▶ Short task: Retype the rows from the start through the line containing "range-button[interactable]: 10Y bbox=[818, 126, 866, 164]", both ends included.
################
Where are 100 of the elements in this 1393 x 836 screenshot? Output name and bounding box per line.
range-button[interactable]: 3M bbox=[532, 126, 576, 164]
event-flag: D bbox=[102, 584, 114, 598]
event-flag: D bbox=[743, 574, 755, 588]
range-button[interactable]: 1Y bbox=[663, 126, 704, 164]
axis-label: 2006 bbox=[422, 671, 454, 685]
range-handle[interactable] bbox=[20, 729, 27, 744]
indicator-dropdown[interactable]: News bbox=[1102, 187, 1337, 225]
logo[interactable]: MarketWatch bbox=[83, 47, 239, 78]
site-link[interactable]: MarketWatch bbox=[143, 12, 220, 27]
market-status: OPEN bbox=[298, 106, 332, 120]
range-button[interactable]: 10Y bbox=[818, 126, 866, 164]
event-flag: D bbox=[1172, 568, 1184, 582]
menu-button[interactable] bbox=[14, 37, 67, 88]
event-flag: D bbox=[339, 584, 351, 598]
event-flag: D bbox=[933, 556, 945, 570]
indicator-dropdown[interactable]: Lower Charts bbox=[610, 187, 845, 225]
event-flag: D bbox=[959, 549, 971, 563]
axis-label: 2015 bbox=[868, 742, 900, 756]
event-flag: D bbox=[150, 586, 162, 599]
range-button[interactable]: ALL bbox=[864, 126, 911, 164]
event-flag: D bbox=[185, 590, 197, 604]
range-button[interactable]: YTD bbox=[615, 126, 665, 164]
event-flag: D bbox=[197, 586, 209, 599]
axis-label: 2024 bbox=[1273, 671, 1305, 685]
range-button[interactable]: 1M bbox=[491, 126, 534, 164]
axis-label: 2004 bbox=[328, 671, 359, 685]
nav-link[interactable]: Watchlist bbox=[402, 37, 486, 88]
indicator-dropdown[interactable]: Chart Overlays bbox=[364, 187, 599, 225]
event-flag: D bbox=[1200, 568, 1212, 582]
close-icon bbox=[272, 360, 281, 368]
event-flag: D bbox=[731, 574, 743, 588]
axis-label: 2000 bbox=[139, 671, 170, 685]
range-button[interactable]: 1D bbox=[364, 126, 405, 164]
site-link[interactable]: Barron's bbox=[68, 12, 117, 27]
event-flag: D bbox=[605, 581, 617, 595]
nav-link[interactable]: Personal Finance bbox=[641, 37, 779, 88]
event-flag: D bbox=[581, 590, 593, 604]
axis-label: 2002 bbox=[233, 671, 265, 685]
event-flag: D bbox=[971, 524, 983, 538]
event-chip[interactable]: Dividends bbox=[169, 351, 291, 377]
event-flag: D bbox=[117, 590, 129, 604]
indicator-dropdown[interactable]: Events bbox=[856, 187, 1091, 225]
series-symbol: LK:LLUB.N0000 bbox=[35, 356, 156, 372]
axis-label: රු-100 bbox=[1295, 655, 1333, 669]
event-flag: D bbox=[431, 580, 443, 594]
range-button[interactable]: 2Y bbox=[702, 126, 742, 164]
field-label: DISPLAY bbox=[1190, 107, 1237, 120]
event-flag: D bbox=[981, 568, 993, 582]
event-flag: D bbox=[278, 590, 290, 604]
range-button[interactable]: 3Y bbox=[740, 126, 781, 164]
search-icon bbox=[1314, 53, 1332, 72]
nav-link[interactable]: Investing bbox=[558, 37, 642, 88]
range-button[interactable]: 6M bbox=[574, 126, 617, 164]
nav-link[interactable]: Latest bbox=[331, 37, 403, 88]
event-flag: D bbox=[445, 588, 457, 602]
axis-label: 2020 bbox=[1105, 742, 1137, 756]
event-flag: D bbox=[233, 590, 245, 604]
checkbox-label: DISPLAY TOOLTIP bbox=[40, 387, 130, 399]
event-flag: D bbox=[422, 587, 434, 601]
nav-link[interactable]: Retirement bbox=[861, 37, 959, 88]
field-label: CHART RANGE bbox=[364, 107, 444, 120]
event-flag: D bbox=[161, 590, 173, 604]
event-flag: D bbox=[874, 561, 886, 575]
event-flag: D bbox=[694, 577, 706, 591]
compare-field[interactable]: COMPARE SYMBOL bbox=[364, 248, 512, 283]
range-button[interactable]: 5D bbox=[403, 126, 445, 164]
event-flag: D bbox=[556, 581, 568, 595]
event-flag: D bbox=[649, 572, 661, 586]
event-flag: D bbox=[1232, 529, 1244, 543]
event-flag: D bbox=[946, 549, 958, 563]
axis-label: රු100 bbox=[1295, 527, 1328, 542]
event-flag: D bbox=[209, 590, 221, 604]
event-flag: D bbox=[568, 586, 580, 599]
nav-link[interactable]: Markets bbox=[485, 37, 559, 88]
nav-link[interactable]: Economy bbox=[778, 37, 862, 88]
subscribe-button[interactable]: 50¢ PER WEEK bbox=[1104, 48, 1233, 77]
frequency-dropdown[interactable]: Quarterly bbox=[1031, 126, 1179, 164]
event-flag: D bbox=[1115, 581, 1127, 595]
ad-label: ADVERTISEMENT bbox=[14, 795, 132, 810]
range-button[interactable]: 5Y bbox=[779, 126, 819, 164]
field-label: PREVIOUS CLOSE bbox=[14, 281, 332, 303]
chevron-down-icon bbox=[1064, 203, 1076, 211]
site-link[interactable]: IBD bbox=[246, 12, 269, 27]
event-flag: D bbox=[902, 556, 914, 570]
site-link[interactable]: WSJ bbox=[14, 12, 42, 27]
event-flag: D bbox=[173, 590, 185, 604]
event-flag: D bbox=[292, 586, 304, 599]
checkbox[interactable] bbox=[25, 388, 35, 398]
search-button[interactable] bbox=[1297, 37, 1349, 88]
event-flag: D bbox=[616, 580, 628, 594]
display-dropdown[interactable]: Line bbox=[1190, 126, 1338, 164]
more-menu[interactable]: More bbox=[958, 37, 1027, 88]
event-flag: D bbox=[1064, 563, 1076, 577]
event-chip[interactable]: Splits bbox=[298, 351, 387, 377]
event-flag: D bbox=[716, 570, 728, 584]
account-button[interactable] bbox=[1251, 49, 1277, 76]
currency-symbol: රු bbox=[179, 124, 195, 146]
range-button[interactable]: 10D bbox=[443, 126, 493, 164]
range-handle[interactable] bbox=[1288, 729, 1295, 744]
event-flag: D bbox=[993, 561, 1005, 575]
################
▶ Expected output:
Where are 100 of the elements in this 1393 x 836 screenshot? Output name and bounding box per line.
range-button[interactable]: 3M bbox=[532, 126, 576, 164]
event-flag: D bbox=[102, 584, 114, 598]
event-flag: D bbox=[743, 574, 755, 588]
range-button[interactable]: 1Y bbox=[663, 126, 704, 164]
axis-label: 2006 bbox=[422, 671, 454, 685]
range-handle[interactable] bbox=[20, 729, 27, 744]
indicator-dropdown[interactable]: News bbox=[1102, 187, 1337, 225]
logo[interactable]: MarketWatch bbox=[83, 47, 239, 78]
site-link[interactable]: MarketWatch bbox=[143, 12, 220, 27]
market-status: OPEN bbox=[298, 106, 332, 120]
range-button[interactable]: 10Y bbox=[818, 126, 866, 164]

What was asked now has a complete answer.